- INPUT FOR THIS TASK
— begin —
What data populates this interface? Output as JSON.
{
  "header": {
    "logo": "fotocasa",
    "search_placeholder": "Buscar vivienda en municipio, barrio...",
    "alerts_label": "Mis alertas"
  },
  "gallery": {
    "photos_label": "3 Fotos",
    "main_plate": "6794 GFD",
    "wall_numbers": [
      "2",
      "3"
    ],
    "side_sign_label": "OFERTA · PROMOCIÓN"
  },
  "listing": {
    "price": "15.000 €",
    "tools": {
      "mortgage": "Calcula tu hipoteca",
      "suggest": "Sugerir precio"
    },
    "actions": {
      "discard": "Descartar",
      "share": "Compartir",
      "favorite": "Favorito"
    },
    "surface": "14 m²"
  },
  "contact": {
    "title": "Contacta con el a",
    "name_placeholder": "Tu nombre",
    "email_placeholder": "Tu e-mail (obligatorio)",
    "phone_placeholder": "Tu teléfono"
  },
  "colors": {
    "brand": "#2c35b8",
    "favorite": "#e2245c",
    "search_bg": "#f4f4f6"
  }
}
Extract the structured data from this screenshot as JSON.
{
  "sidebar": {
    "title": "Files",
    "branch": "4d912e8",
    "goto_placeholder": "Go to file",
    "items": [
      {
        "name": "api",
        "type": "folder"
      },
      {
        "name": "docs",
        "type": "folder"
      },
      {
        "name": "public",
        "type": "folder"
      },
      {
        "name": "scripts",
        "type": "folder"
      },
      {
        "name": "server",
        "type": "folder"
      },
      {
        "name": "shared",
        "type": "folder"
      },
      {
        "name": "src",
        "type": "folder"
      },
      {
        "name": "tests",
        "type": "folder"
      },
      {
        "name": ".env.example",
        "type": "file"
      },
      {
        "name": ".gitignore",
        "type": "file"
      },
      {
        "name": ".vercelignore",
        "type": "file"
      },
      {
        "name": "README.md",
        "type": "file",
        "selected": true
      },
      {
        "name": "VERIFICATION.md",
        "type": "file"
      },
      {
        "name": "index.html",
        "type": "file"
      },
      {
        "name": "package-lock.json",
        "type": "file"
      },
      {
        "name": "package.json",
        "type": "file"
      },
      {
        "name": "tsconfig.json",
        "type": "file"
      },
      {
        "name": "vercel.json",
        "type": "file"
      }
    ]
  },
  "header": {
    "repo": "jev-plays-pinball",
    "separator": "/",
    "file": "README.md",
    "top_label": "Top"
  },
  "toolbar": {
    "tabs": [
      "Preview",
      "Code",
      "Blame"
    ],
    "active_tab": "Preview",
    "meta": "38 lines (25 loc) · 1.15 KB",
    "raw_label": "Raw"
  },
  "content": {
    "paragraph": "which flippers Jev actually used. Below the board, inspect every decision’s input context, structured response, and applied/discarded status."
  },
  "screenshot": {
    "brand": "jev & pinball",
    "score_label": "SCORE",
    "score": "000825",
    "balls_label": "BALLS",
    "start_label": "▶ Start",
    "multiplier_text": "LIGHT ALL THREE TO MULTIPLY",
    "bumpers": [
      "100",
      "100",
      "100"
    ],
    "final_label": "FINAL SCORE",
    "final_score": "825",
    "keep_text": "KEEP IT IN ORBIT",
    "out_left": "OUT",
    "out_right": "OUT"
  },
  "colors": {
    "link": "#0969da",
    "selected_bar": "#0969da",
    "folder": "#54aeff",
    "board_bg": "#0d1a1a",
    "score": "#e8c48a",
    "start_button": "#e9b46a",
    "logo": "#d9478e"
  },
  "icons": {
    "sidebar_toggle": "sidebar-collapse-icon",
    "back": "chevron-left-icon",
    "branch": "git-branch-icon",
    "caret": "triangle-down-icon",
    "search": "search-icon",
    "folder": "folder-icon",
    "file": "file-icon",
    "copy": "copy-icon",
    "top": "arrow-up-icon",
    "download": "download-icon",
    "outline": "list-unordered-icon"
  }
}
— end —
- GIVEN INSTRUCTION
Pick out every line above that holds the word "structured" and copy it.

- RIGHT ANSWER
Extract the structured data from this screenshot as JSON.
    "paragraph": "which flippers Jev actually used. Below the board, inspect every decision’s input context, structured response, and applied/discarded status."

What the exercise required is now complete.